* Begin Stored rows *

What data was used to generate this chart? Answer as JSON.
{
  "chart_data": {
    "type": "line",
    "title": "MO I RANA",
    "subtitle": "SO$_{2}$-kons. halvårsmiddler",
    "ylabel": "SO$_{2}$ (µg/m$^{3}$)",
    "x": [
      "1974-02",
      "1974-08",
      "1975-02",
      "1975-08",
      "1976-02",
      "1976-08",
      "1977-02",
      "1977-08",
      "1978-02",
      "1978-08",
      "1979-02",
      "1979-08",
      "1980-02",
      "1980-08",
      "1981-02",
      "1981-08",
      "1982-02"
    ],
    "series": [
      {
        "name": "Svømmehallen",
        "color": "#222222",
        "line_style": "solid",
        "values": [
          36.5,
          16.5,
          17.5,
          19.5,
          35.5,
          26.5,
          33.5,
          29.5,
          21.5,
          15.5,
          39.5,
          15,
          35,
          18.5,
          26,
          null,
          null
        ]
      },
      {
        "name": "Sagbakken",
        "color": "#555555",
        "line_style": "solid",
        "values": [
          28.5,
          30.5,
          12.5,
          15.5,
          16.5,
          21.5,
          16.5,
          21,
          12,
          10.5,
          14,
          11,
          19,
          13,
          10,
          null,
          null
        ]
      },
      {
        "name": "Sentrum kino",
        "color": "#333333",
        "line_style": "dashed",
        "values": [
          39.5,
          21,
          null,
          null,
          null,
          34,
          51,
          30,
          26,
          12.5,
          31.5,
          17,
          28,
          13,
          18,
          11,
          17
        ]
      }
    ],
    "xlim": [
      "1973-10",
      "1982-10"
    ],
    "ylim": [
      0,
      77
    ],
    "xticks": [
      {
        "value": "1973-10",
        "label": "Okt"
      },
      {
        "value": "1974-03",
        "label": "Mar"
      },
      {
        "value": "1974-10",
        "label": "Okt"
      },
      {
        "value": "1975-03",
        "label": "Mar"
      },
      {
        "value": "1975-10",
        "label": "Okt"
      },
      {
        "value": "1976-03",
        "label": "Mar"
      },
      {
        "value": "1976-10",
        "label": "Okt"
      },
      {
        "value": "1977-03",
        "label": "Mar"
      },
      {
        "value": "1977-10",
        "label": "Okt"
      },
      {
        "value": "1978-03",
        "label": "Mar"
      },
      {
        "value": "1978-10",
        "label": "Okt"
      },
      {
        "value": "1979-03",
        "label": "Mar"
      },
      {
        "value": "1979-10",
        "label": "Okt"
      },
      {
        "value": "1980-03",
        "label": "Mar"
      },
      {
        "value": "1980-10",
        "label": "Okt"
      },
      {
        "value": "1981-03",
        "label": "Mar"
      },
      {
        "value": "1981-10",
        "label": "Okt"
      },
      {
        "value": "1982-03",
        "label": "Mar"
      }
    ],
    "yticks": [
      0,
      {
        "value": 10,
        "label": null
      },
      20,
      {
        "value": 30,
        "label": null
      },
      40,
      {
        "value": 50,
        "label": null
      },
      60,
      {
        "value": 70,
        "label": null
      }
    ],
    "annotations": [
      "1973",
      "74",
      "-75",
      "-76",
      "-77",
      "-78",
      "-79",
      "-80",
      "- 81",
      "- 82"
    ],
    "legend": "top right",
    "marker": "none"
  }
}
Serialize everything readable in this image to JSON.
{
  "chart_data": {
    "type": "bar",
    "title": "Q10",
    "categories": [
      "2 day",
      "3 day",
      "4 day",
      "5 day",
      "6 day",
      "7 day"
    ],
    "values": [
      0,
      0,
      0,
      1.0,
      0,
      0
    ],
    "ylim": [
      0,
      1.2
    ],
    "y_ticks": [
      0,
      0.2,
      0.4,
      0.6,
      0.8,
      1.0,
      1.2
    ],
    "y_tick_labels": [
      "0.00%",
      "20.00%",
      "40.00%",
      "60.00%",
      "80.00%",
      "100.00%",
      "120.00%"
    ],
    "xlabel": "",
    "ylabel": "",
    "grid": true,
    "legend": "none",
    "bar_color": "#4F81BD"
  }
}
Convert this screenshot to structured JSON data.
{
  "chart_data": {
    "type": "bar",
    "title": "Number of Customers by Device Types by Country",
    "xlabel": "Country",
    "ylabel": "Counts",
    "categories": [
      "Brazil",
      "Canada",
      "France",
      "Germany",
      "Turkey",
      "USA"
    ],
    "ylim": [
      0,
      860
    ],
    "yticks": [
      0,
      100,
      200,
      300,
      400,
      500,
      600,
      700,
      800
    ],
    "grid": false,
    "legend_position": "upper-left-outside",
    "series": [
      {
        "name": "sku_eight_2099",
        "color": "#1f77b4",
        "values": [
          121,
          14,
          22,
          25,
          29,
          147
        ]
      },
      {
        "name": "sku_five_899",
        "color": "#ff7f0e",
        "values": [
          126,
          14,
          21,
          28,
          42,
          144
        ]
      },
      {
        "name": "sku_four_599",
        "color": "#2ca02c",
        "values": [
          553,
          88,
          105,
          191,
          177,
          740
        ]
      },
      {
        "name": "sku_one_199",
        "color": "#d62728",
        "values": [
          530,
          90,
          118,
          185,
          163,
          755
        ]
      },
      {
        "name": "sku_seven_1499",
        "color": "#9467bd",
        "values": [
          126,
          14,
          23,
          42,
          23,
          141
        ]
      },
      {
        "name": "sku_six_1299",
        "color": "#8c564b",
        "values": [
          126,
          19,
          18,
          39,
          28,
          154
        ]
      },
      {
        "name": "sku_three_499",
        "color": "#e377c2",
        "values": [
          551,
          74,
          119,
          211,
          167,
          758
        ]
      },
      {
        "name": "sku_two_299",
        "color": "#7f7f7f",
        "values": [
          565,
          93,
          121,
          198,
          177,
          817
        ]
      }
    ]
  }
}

* End Stored rows *

## Your goal
From the listing above, copy all lines holding the word "JSON".

## Result below
What data was used to generate this chart? Answer as JSON.
Serialize everything readable in this image to JSON.
Convert this screenshot to structured JSON data.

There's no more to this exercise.